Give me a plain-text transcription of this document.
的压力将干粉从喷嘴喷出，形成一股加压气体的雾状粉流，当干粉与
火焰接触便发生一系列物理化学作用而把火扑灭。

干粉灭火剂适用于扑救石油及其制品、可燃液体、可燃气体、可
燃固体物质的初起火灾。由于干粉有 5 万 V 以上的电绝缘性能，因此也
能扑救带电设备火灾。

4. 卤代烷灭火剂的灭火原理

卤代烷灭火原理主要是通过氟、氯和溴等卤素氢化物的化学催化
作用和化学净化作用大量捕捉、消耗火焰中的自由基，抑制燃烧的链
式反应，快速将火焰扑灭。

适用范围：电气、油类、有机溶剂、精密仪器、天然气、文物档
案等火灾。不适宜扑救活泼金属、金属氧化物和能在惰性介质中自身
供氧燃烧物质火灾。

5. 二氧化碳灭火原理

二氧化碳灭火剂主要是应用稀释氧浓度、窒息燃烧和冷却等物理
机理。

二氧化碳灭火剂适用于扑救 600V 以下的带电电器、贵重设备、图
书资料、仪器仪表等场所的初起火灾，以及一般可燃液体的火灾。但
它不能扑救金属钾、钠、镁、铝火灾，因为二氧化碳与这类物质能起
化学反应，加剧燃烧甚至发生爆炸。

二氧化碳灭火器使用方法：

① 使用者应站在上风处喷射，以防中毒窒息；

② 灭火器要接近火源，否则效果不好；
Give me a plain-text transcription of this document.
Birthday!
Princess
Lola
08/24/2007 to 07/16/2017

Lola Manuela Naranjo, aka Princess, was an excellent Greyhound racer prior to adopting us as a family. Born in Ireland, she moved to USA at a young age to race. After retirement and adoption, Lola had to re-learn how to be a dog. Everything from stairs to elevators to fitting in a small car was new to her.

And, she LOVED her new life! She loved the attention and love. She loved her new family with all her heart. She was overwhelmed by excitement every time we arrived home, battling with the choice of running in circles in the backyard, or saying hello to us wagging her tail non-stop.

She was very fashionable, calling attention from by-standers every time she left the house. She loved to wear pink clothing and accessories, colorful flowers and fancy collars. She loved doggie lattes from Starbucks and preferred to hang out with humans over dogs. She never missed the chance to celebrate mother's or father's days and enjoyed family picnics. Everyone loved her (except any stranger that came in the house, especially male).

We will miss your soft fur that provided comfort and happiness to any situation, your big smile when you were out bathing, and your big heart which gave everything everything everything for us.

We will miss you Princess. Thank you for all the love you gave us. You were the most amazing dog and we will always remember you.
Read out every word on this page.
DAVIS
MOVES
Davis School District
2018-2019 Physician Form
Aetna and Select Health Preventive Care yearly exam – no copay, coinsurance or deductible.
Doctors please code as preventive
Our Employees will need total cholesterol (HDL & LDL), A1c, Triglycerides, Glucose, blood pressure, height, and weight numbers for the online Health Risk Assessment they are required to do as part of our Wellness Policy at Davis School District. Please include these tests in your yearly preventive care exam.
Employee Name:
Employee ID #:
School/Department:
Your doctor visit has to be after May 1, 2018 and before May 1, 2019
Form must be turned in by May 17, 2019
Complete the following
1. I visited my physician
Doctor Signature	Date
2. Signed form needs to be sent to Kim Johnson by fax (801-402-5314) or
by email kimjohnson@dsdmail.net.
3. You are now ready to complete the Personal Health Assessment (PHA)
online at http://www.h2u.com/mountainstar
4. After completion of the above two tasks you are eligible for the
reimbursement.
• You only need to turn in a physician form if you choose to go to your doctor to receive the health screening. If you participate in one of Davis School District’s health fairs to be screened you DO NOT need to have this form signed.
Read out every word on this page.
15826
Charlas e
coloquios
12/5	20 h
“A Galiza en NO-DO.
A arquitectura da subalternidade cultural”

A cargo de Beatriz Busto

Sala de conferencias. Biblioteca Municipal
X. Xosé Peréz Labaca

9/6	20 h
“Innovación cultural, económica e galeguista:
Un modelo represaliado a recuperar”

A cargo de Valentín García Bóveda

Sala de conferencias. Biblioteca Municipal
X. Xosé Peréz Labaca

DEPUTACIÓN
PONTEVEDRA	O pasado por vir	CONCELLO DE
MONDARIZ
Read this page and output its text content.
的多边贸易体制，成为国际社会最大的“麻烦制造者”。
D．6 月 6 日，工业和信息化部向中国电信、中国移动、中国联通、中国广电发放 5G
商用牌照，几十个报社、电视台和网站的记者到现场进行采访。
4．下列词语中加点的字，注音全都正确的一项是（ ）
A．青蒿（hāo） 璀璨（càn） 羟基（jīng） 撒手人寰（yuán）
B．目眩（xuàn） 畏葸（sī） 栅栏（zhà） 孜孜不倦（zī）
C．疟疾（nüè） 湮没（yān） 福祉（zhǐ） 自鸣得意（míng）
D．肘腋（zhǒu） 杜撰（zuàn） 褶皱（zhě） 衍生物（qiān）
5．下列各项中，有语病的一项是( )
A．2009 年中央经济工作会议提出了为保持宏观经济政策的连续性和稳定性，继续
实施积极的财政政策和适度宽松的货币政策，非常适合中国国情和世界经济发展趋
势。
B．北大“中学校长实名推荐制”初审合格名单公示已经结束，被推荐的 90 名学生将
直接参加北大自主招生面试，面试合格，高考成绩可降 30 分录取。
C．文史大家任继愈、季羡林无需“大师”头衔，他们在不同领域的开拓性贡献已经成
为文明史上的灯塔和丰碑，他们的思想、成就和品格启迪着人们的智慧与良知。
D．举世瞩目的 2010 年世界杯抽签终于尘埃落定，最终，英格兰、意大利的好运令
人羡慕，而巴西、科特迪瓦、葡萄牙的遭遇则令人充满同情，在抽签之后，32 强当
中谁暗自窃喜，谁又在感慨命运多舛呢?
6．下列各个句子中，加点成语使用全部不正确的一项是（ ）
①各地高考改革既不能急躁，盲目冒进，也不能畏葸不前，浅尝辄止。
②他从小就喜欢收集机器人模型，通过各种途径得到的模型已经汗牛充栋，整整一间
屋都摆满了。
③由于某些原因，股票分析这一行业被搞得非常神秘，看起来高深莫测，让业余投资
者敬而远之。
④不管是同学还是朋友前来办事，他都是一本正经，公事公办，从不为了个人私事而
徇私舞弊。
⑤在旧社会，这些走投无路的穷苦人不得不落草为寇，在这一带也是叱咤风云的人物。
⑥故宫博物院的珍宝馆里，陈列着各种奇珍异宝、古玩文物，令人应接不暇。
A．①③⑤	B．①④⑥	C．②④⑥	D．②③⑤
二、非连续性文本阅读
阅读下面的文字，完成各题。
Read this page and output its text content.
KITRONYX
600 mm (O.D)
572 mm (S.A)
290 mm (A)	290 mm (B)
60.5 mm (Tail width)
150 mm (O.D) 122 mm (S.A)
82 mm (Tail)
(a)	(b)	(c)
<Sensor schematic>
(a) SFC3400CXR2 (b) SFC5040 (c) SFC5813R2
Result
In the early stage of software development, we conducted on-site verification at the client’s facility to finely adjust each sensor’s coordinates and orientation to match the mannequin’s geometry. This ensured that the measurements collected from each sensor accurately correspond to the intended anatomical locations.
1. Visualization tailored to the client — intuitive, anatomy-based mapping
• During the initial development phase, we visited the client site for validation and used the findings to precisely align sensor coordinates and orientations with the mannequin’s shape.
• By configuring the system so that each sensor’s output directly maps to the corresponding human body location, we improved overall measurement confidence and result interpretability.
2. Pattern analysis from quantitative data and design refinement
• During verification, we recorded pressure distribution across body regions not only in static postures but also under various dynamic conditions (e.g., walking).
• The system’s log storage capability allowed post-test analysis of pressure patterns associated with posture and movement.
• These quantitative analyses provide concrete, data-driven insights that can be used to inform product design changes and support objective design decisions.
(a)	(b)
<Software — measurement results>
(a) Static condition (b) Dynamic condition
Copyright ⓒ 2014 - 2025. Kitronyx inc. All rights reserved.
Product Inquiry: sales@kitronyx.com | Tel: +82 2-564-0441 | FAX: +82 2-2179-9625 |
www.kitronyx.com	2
^^^^
_Written task:_
Copy out every line that includes the word "design".

_Completed task:_
2. Pattern analysis from quantitative data and design refinement
• These quantitative analyses provide concrete, data-driven insights that can be used to inform product design changes and support objective design decisions.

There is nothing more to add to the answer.